- **DIRECTIONS FOR THIS TASK**
Copy out the data below verbatim.

+--

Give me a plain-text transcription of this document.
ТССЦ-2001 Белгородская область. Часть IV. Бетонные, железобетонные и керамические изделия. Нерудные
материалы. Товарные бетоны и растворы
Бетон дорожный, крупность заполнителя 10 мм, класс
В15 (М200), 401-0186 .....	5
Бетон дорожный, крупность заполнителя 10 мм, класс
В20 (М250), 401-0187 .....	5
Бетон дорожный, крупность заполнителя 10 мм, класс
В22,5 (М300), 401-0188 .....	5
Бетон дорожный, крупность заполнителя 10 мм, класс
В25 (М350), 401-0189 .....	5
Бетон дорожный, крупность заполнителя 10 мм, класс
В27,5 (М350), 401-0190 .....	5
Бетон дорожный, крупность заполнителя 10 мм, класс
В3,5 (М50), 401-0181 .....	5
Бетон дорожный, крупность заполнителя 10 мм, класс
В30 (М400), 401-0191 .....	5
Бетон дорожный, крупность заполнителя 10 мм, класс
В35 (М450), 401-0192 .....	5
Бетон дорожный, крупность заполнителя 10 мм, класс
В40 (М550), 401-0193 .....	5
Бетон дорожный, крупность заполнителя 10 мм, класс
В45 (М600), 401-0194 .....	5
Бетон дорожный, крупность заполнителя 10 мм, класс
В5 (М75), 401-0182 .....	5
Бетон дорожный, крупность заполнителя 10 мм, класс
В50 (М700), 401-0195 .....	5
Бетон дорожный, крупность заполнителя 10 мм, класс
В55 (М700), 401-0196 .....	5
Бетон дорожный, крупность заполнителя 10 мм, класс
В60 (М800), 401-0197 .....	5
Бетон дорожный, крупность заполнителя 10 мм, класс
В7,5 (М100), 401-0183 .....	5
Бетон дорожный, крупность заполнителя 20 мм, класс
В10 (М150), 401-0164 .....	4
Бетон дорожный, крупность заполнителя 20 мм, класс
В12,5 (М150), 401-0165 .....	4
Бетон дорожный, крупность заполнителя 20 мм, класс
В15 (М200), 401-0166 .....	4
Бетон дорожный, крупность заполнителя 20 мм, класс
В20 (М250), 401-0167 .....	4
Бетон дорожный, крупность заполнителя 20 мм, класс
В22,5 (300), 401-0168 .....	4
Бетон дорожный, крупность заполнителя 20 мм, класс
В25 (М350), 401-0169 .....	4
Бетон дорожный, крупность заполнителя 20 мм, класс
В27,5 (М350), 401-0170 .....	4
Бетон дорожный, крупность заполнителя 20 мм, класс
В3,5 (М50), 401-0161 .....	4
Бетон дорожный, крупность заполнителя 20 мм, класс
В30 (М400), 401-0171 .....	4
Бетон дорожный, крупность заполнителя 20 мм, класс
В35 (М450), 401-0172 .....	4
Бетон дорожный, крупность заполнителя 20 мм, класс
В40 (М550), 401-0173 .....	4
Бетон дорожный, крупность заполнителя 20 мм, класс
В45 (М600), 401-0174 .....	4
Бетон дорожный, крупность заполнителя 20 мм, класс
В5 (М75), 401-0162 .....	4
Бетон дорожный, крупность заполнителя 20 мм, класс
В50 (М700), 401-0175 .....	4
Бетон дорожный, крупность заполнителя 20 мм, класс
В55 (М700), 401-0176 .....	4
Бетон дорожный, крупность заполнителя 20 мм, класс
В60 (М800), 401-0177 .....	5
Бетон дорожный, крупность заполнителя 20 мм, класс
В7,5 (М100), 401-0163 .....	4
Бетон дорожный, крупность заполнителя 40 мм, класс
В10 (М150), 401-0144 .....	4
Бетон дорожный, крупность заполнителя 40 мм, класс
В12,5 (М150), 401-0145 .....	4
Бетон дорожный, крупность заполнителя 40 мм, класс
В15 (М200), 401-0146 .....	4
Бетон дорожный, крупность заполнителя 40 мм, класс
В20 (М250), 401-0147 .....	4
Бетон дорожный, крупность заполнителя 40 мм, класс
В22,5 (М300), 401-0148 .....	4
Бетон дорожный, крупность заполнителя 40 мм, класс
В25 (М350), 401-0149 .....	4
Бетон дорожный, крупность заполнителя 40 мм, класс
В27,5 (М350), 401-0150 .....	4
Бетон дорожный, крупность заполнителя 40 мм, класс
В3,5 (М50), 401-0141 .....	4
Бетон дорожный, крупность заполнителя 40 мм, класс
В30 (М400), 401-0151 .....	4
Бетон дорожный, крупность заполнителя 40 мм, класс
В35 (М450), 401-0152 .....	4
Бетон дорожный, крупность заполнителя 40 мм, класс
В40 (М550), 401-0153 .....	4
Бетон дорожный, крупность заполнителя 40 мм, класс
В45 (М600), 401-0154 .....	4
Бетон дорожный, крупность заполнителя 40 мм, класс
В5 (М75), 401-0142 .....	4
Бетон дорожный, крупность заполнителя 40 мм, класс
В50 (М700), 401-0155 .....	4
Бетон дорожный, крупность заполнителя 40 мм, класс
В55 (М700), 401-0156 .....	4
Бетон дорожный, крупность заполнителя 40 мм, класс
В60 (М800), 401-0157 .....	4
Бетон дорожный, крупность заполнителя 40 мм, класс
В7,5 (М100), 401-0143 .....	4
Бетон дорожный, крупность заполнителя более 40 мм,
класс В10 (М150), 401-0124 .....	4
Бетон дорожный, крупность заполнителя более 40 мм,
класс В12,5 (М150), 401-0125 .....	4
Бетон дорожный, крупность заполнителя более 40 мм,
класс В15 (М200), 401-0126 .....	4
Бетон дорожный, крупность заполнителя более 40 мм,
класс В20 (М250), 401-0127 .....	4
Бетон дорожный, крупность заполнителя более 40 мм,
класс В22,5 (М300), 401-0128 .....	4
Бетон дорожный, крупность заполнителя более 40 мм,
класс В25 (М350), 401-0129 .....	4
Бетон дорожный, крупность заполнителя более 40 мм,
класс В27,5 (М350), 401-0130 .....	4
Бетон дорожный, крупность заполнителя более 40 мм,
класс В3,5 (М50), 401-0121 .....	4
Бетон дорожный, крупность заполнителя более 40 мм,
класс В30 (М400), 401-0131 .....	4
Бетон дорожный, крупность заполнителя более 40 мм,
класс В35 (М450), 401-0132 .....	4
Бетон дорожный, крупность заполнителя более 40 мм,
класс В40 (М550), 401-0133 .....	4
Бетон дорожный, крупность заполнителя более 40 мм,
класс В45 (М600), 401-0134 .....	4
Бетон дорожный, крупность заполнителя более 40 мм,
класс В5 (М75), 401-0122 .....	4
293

+--

- **RESULT**
Give me a plain-text transcription of this document.
ТССЦ-2001 Белгородская область. Часть IV. Бетонные, железобетонные и керамические изделия. Нерудные
материалы. Товарные бетоны и растворы
Бетон дорожный, крупность заполнителя 10 мм, класс
В15 (М200), 401-0186 .....	5
Бетон дорожный, крупность заполнителя 10 мм, класс
В20 (М250), 401-0187 .....	5
Бетон дорожный, крупность заполнителя 10 мм, класс
В22,5 (М300), 401-0188 .....	5
Бетон дорожный, крупность заполнителя 10 мм, класс
В25 (М350), 401-0189 .....	5
Бетон дорожный, крупность заполнителя 10 мм, класс
В27,5 (М350), 401-0190 .....	5
Бетон дорожный, крупность заполнителя 10 мм, класс
В3,5 (М50), 401-0181 .....	5
Бетон дорожный, крупность заполнителя 10 мм, класс
В30 (М400), 401-0191 .....	5
Бетон дорожный, крупность заполнителя 10 мм, класс
В35 (М450), 401-0192 .....	5
Бетон дорожный, крупность заполнителя 10 мм, класс
В40 (М550), 401-0193 .....	5
Бетон дорожный, крупность заполнителя 10 мм, класс
В45 (М600), 401-0194 .....	5
Бетон дорожный, крупность заполнителя 10 мм, класс
В5 (М75), 401-0182 .....	5
Бетон дорожный, крупность заполнителя 10 мм, класс
В50 (М700), 401-0195 .....	5
Бетон дорожный, крупность заполнителя 10 мм, класс
В55 (М700), 401-0196 .....	5
Бетон дорожный, крупность заполнителя 10 мм, класс
В60 (М800), 401-0197 .....	5
Бетон дорожный, крупность заполнителя 10 мм, класс
В7,5 (М100), 401-0183 .....	5
Бетон дорожный, крупность заполнителя 20 мм, класс
В10 (М150), 401-0164 .....	4
Бетон дорожный, крупность заполнителя 20 мм, класс
В12,5 (М150), 401-0165 .....	4
Бетон дорожный, крупность заполнителя 20 мм, класс
В15 (М200), 401-0166 .....	4
Бетон дорожный, крупность заполнителя 20 мм, класс
В20 (М250), 401-0167 .....	4
Бетон дорожный, крупность заполнителя 20 мм, класс
В22,5 (300), 401-0168 .....	4
Бетон дорожный, крупность заполнителя 20 мм, класс
В25 (М350), 401-0169 .....	4
Бетон дорожный, крупность заполнителя 20 мм, класс
В27,5 (М350), 401-0170 .....	4
Бетон дорожный, крупность заполнителя 20 мм, класс
В3,5 (М50), 401-0161 .....	4
Бетон дорожный, крупность заполнителя 20 мм, класс
В30 (М400), 401-0171 .....	4
Бетон дорожный, крупность заполнителя 20 мм, класс
В35 (М450), 401-0172 .....	4
Бетон дорожный, крупность заполнителя 20 мм, класс
В40 (М550), 401-0173 .....	4
Бетон дорожный, крупность заполнителя 20 мм, класс
В45 (М600), 401-0174 .....	4
Бетон дорожный, крупность заполнителя 20 мм, класс
В5 (М75), 401-0162 .....	4
Бетон дорожный, крупность заполнителя 20 мм, класс
В50 (М700), 401-0175 .....	4
Бетон дорожный, крупность заполнителя 20 мм, класс
В55 (М700), 401-0176 .....	4
Бетон дорожный, крупность заполнителя 20 мм, класс
В60 (М800), 401-0177 .....	5
Бетон дорожный, крупность заполнителя 20 мм, класс
В7,5 (М100), 401-0163 .....	4
Бетон дорожный, крупность заполнителя 40 мм, класс
В10 (М150), 401-0144 .....	4
Бетон дорожный, крупность заполнителя 40 мм, класс
В12,5 (М150), 401-0145 .....	4
Бетон дорожный, крупность заполнителя 40 мм, класс
В15 (М200), 401-0146 .....	4
Бетон дорожный, крупность заполнителя 40 мм, класс
В20 (М250), 401-0147 .....	4
Бетон дорожный, крупность заполнителя 40 мм, класс
В22,5 (М300), 401-0148 .....	4
Бетон дорожный, крупность заполнителя 40 мм, класс
В25 (М350), 401-0149 .....	4
Бетон дорожный, крупность заполнителя 40 мм, класс
В27,5 (М350), 401-0150 .....	4
Бетон дорожный, крупность заполнителя 40 мм, класс
В3,5 (М50), 401-0141 .....	4
Бетон дорожный, крупность заполнителя 40 мм, класс
В30 (М400), 401-0151 .....	4
Бетон дорожный, крупность заполнителя 40 мм, класс
В35 (М450), 401-0152 .....	4
Бетон дорожный, крупность заполнителя 40 мм, класс
В40 (М550), 401-0153 .....	4
Бетон дорожный, крупность заполнителя 40 мм, класс
В45 (М600), 401-0154 .....	4
Бетон дорожный, крупность заполнителя 40 мм, класс
В5 (М75), 401-0142 .....	4
Бетон дорожный, крупность заполнителя 40 мм, класс
В50 (М700), 401-0155 .....	4
Бетон дорожный, крупность заполнителя 40 мм, класс
В55 (М700), 401-0156 .....	4
Бетон дорожный, крупность заполнителя 40 мм, класс
В60 (М800), 401-0157 .....	4
Бетон дорожный, крупность заполнителя 40 мм, класс
В7,5 (М100), 401-0143 .....	4
Бетон дорожный, крупность заполнителя более 40 мм,
класс В10 (М150), 401-0124 .....	4
Бетон дорожный, крупность заполнителя более 40 мм,
класс В12,5 (М150), 401-0125 .....	4
Бетон дорожный, крупность заполнителя более 40 мм,
класс В15 (М200), 401-0126 .....	4
Бетон дорожный, крупность заполнителя более 40 мм,
класс В20 (М250), 401-0127 .....	4
Бетон дорожный, крупность заполнителя более 40 мм,
класс В22,5 (М300), 401-0128 .....	4
Бетон дорожный, крупность заполнителя более 40 мм,
класс В25 (М350), 401-0129 .....	4
Бетон дорожный, крупность заполнителя более 40 мм,
класс В27,5 (М350), 401-0130 .....	4
Бетон дорожный, крупность заполнителя более 40 мм,
класс В3,5 (М50), 401-0121 .....	4
Бетон дорожный, крупность заполнителя более 40 мм,
класс В30 (М400), 401-0131 .....	4
Бетон дорожный, крупность заполнителя более 40 мм,
класс В35 (М450), 401-0132 .....	4
Бетон дорожный, крупность заполнителя более 40 мм,
класс В40 (М550), 401-0133 .....	4
Бетон дорожный, крупность заполнителя более 40 мм,
класс В45 (М600), 401-0134 .....	4
Бетон дорожный, крупность заполнителя более 40 мм,
класс В5 (М75), 401-0122 .....	4
293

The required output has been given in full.